=== DATA FOR THIS TASK ===
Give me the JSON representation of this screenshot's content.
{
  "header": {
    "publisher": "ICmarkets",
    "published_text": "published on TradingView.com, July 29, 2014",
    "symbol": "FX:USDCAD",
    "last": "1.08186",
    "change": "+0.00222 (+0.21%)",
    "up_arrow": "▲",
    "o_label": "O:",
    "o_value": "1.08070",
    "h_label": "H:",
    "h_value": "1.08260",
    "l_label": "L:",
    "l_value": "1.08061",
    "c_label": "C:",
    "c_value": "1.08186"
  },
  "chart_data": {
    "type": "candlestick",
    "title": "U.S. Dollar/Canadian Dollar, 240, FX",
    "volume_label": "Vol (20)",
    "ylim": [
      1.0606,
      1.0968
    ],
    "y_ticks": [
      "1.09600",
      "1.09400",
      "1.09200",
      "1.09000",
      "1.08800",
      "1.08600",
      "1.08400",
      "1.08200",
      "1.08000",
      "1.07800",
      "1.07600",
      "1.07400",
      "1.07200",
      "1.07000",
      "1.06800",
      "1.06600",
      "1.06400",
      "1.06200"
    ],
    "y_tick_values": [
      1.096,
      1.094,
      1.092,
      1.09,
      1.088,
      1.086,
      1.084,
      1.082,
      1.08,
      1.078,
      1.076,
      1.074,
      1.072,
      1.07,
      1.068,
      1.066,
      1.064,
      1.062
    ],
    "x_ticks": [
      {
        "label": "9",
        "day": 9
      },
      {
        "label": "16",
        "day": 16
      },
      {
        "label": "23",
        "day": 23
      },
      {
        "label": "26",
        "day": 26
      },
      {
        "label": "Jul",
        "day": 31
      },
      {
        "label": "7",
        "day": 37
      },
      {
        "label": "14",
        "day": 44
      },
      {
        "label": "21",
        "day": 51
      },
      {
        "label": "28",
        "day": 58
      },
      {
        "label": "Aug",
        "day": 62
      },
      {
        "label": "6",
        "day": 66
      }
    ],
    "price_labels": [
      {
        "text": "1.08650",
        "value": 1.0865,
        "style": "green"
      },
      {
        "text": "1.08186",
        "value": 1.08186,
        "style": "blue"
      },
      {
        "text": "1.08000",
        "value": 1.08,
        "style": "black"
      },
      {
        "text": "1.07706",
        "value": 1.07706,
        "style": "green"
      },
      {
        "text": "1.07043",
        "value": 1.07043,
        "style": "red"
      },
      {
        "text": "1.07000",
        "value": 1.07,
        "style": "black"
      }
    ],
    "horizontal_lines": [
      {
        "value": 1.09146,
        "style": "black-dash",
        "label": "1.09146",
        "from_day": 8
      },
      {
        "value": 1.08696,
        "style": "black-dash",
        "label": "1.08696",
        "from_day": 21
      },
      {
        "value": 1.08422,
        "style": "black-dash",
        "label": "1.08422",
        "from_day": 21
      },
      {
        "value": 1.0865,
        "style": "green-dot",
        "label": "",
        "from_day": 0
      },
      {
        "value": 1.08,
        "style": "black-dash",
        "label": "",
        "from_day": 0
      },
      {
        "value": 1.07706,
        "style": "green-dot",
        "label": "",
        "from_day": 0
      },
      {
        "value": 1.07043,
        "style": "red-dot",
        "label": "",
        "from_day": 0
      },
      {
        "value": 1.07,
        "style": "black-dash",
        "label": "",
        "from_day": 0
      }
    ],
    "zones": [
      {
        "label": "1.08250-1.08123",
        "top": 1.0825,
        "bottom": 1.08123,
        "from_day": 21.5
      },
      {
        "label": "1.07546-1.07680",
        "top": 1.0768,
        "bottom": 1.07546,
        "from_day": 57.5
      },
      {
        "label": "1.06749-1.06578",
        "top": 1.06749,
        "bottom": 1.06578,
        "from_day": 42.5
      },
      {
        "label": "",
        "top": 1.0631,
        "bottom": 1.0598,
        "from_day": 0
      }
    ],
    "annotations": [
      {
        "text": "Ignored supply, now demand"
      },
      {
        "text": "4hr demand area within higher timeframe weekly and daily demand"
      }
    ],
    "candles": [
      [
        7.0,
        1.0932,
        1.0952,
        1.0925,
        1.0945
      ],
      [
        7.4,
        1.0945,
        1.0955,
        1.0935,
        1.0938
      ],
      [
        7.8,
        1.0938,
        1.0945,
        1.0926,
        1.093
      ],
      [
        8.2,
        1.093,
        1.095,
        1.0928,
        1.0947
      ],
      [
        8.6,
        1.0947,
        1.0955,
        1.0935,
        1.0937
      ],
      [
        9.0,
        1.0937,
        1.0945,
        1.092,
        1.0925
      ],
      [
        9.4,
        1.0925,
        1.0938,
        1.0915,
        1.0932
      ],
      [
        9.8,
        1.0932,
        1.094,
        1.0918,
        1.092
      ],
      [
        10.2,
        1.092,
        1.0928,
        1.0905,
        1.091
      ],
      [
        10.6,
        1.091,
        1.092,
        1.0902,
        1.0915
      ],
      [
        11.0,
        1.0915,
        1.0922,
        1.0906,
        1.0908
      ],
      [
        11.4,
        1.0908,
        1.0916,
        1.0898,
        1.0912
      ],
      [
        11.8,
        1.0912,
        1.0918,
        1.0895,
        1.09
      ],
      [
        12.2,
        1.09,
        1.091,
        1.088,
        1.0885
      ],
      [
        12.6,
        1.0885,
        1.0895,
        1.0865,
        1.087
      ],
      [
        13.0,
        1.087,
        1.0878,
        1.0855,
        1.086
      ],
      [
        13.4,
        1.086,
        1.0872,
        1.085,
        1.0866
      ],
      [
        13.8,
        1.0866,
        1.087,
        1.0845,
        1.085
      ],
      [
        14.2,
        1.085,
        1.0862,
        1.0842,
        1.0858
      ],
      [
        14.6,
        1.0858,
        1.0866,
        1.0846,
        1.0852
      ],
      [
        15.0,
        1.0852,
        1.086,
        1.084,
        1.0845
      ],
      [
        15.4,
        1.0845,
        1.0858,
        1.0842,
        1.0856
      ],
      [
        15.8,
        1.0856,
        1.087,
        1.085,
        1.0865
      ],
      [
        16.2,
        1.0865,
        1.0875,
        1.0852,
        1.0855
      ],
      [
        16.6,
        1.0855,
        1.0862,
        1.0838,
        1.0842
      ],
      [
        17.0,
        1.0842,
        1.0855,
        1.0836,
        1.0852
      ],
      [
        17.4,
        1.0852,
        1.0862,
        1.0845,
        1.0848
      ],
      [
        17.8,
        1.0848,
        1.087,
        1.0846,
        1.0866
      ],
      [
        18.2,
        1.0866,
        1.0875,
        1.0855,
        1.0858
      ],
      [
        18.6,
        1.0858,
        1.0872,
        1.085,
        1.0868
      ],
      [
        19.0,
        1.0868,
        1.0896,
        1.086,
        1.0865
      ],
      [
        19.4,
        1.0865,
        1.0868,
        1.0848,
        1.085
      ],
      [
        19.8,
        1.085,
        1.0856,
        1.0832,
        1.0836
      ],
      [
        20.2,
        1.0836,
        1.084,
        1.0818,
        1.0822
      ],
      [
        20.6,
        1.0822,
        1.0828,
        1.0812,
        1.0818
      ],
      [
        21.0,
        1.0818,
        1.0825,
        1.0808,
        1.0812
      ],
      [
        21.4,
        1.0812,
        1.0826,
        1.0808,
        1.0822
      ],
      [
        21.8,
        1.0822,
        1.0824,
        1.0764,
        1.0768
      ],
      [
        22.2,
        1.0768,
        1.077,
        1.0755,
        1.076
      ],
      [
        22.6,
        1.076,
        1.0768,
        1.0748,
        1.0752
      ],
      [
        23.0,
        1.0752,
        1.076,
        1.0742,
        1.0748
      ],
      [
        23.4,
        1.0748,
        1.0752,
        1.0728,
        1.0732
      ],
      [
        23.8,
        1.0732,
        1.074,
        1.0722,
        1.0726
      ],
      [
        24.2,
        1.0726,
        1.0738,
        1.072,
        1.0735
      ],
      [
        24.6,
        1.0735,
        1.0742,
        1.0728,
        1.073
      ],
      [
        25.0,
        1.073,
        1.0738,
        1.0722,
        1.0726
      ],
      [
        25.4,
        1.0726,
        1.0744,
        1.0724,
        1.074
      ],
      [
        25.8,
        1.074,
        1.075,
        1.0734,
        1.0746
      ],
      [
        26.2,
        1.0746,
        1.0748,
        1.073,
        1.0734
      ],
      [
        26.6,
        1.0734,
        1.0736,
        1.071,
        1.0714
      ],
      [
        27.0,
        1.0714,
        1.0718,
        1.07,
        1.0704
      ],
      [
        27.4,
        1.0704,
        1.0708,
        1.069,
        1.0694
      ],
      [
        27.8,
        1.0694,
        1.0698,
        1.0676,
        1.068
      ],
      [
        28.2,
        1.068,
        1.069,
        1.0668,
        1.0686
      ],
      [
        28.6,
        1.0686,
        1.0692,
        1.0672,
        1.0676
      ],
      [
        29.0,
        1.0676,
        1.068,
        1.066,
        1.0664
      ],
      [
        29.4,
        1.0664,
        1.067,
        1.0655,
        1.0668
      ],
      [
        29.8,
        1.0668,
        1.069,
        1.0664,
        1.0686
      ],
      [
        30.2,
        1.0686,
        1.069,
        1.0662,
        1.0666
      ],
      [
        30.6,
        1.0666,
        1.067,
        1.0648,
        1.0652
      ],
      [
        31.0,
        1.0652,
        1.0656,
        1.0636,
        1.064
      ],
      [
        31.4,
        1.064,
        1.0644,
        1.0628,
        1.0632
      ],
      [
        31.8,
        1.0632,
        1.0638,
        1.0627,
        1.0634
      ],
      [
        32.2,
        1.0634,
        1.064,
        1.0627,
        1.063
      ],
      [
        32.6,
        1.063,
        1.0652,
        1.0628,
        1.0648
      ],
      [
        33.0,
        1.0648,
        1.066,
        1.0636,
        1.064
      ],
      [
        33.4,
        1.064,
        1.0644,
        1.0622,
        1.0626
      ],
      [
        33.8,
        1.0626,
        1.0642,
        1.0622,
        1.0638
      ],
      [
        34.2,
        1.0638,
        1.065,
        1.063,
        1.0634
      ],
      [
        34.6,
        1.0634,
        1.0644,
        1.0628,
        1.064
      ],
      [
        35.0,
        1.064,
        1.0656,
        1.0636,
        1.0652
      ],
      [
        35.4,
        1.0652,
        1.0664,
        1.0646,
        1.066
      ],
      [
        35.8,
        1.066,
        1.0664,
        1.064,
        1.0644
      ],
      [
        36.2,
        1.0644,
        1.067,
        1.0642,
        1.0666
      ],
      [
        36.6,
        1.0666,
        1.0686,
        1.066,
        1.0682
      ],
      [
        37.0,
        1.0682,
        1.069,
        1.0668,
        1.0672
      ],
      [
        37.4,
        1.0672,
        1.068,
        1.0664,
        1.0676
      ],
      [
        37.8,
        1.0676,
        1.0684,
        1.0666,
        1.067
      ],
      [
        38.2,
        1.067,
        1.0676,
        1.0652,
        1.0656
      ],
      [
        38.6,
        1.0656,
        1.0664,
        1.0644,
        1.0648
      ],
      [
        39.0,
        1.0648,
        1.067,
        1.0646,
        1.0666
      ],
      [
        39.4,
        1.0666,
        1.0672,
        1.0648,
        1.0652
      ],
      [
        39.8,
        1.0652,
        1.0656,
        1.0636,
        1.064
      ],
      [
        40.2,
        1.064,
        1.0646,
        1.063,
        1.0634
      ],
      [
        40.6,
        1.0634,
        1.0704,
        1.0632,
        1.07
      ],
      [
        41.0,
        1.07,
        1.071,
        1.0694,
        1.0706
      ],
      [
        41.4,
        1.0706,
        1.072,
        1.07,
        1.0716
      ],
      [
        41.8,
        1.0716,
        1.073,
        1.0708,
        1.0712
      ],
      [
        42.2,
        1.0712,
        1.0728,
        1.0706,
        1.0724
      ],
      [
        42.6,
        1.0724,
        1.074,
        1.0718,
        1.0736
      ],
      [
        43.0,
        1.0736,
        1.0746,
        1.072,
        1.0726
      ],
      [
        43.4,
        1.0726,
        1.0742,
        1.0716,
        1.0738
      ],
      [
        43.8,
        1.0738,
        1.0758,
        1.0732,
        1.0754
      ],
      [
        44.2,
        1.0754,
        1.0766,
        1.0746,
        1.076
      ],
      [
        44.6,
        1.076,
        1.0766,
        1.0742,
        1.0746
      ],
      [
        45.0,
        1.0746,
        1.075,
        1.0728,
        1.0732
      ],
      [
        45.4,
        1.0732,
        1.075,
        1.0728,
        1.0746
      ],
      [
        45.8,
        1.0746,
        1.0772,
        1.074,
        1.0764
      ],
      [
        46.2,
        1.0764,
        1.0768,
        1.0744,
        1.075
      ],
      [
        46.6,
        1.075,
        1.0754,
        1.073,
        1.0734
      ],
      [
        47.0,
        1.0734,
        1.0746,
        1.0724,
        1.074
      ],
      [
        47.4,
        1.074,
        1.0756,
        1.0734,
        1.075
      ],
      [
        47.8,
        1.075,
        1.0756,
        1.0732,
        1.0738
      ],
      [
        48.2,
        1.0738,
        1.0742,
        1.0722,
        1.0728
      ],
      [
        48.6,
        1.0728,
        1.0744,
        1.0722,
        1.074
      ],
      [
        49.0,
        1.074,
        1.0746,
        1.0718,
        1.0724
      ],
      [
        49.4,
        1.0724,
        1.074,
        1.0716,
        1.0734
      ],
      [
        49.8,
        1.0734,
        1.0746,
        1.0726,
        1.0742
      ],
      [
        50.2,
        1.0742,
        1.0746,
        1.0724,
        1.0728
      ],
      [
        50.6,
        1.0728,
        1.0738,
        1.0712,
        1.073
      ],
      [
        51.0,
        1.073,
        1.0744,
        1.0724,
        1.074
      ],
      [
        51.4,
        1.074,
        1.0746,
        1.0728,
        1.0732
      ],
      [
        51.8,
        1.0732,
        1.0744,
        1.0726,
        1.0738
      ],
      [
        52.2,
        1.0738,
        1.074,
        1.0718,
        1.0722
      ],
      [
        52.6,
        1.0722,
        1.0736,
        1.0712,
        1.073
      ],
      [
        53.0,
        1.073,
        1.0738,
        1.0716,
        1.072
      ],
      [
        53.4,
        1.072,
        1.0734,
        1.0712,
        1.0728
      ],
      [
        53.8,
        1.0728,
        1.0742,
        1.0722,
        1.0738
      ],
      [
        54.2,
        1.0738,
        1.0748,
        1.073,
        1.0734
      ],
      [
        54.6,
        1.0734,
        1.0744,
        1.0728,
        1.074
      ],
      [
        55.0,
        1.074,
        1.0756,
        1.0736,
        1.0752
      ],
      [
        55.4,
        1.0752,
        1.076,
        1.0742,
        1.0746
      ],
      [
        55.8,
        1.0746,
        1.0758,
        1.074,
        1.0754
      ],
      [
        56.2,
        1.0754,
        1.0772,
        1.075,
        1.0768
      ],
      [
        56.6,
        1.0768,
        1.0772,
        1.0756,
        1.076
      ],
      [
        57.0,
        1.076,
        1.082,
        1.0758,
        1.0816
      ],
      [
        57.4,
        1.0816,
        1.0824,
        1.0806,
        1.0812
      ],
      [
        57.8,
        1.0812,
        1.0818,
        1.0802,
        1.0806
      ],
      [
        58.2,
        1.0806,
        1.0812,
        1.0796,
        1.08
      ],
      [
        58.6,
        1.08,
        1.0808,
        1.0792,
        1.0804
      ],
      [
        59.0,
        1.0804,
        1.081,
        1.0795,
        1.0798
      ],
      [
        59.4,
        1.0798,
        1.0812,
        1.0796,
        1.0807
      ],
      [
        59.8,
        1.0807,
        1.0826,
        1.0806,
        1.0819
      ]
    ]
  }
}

=== EXERCISE DETAILS ===
Return each line of the data that contains the string "demand".

=== RESPONSE ===
        "text": "Ignored supply, now demand"
        "text": "4hr demand area within higher timeframe weekly and daily demand"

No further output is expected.